The exercise - Please rewrite the sea ice processing text starting at "4.5 Function 2" and ending at "and extent data.", with "shoreline ice" replaced by "coastal ice".

Document -
(begin)
Collects the data for each month/year from mazu and add to raster stack that is saved in tmp folder as: n_rasters_points.rdata or s_rasters_points.rdata. And, if it doesn’t already exist, it converts the region shapefile into a raster points file. See ObtainingData.R script for more details.

source("ObtainingData.R") ## UPDATE some file paths with the correct assessment year in ObtainingData.R

## should take ~30 minutes to completely run 

4.5 Function 2

Using the data from the .rdata files created from Function 1 with the ObtainingData.R script, this function calculates status and trend for shoreline ice and ice edge habitat. Data is saved in intermediate (int) folder:

  • Habitat: n_IceEdgeHabitat.csv, s_IceEdgeHabitat.csv
  • Coastal Protection: n_IceShoreProtection.csv, s_IceShoreProtection.csv
ref.years <- 1979:2000
source("Status_Trend.R") # calculates status and trend for shoreline ice and ice edge habitat

4.6 Final calculations and organization

Read in ice edge habitat and ice shore protection csv-format datasets, remove anamolous eez regions with minimal ice cover, remove disputed regions. Bind these datasets and convert to units of km^2. Save seaice health, extent, trend, and extent data.

n_edge <- read.csv("int/n_IceEdgeHabitat_ref1979to2000.csv")
s_edge <- read.csv("int/s_IceEdgeHabitat_ref1979to2000.csv")
(end)
Extracted records -
(begin)
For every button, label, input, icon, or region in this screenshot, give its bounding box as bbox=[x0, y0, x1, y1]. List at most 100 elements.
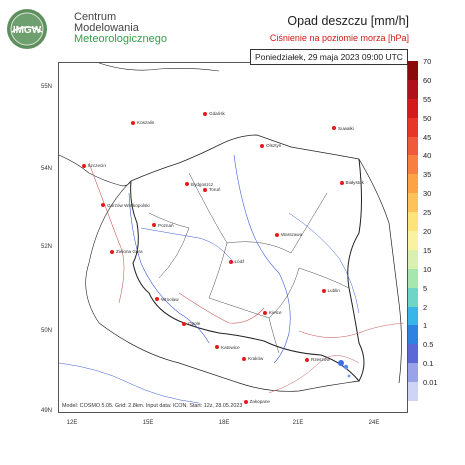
(end)
(begin)
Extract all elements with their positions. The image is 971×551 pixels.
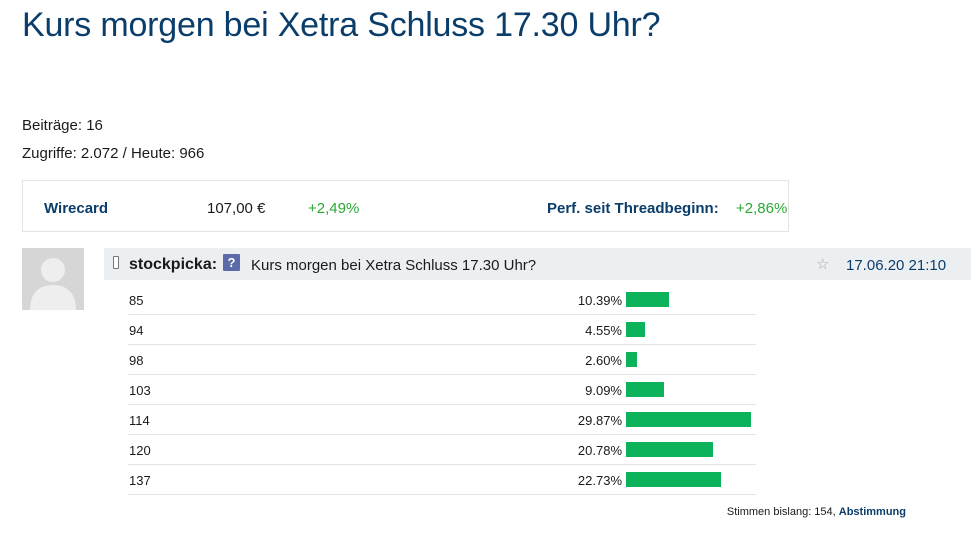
(end)
Reply to the task -
4.5 Function 2

Using the data from the .rdata files created from Function 1 with the ObtainingData.R script, this function calculates status and trend for coastal ice and ice edge habitat. Data is saved in intermediate (int) folder:

  • Habitat: n_IceEdgeHabitat.csv, s_IceEdgeHabitat.csv
  • Coastal Protection: n_IceShoreProtection.csv, s_IceShoreProtection.csv
ref.years <- 1979:2000
source("Status_Trend.R") # calculates status and trend for coastal ice and ice edge habitat

4.6 Final calculations and organization

Read in ice edge habitat and ice shore protection csv-format datasets, remove anamolous eez regions with minimal ice cover, remove disputed regions. Bind these datasets and convert to units of km^2. Save seaice health, extent, trend, and extent data.